Tally the lines that hold the string "disabled", and reply with the count alone.

☆ ☆ ☆

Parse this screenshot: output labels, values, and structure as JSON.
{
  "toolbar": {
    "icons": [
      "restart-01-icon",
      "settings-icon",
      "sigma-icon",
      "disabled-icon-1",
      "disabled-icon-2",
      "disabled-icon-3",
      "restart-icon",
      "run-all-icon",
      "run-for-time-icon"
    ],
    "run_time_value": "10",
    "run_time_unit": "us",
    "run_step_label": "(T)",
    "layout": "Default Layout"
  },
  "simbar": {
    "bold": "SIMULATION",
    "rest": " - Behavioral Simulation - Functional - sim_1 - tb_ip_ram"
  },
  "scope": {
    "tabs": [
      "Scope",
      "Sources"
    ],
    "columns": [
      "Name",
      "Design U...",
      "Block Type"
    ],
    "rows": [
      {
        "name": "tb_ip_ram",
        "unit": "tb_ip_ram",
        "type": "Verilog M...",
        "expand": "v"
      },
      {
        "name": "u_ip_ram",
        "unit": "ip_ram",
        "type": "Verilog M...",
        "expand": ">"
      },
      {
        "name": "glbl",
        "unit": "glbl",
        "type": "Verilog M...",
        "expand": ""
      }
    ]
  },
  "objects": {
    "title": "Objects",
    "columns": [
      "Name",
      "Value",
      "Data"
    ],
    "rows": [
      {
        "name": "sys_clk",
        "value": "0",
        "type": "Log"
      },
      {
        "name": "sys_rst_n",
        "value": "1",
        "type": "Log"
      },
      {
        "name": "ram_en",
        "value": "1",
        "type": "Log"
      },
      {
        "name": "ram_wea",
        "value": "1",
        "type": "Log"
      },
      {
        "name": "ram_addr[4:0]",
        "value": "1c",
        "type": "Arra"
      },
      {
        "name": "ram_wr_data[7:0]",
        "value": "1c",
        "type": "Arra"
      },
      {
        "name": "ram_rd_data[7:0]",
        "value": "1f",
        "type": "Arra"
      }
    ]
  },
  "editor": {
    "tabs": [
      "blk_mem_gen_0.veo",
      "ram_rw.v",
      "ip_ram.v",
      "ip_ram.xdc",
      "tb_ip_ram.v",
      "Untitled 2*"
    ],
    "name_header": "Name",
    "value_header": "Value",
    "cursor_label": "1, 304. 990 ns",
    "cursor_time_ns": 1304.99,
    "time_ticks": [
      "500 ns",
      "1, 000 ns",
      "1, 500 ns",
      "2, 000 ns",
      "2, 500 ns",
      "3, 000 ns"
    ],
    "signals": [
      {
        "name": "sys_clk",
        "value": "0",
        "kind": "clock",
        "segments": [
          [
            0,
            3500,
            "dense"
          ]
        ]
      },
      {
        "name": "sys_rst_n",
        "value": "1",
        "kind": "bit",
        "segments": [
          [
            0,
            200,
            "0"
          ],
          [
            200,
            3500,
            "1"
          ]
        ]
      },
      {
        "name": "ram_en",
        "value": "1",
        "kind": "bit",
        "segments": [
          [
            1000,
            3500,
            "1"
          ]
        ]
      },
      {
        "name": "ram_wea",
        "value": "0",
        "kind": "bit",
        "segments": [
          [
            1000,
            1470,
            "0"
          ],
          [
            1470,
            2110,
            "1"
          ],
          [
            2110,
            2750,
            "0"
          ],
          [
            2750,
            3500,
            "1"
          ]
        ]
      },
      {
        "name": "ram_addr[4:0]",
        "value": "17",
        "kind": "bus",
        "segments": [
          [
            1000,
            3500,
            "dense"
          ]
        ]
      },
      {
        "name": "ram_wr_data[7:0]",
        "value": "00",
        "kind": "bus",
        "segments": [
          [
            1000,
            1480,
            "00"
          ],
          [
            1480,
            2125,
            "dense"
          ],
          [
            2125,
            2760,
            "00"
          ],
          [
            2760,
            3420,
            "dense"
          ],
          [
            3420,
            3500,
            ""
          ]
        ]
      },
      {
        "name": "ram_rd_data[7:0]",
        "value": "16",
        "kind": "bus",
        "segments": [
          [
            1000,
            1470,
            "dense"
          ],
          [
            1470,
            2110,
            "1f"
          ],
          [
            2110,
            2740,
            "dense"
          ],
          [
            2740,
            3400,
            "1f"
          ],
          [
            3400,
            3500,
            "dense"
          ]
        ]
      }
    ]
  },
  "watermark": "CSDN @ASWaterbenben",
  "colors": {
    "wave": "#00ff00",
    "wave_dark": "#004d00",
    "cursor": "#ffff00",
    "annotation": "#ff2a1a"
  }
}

☆ ☆ ☆

FULL RESPONSE ▸ 3